§ Data provided:
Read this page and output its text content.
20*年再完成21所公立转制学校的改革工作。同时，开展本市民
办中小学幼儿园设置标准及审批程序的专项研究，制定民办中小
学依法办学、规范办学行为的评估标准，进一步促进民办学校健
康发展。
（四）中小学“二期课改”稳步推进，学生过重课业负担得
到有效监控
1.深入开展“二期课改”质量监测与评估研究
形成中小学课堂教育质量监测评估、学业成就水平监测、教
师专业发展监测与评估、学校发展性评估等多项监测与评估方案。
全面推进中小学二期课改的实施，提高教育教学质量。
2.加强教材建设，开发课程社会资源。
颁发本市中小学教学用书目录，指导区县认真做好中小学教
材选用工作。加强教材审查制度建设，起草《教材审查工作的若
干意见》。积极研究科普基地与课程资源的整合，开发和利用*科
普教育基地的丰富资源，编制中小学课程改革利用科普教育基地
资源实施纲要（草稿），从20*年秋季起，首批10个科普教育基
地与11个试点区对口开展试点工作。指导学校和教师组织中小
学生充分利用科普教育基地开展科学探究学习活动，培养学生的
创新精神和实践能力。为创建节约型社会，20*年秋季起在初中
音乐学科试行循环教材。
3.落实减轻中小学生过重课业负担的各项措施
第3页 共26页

§ Goal: Output the records above in their entirety, exactly.

§ Response to the exercise:
Read this page and output its text content.
20*年再完成21所公立转制学校的改革工作。同时，开展本市民
办中小学幼儿园设置标准及审批程序的专项研究，制定民办中小
学依法办学、规范办学行为的评估标准，进一步促进民办学校健
康发展。
（四）中小学“二期课改”稳步推进，学生过重课业负担得
到有效监控
1.深入开展“二期课改”质量监测与评估研究
形成中小学课堂教育质量监测评估、学业成就水平监测、教
师专业发展监测与评估、学校发展性评估等多项监测与评估方案。
全面推进中小学二期课改的实施，提高教育教学质量。
2.加强教材建设，开发课程社会资源。
颁发本市中小学教学用书目录，指导区县认真做好中小学教
材选用工作。加强教材审查制度建设，起草《教材审查工作的若
干意见》。积极研究科普基地与课程资源的整合，开发和利用*科
普教育基地的丰富资源，编制中小学课程改革利用科普教育基地
资源实施纲要（草稿），从20*年秋季起，首批10个科普教育基
地与11个试点区对口开展试点工作。指导学校和教师组织中小
学生充分利用科普教育基地开展科学探究学习活动，培养学生的
创新精神和实践能力。为创建节约型社会，20*年秋季起在初中
音乐学科试行循环教材。
3.落实减轻中小学生过重课业负担的各项措施
第3页 共26页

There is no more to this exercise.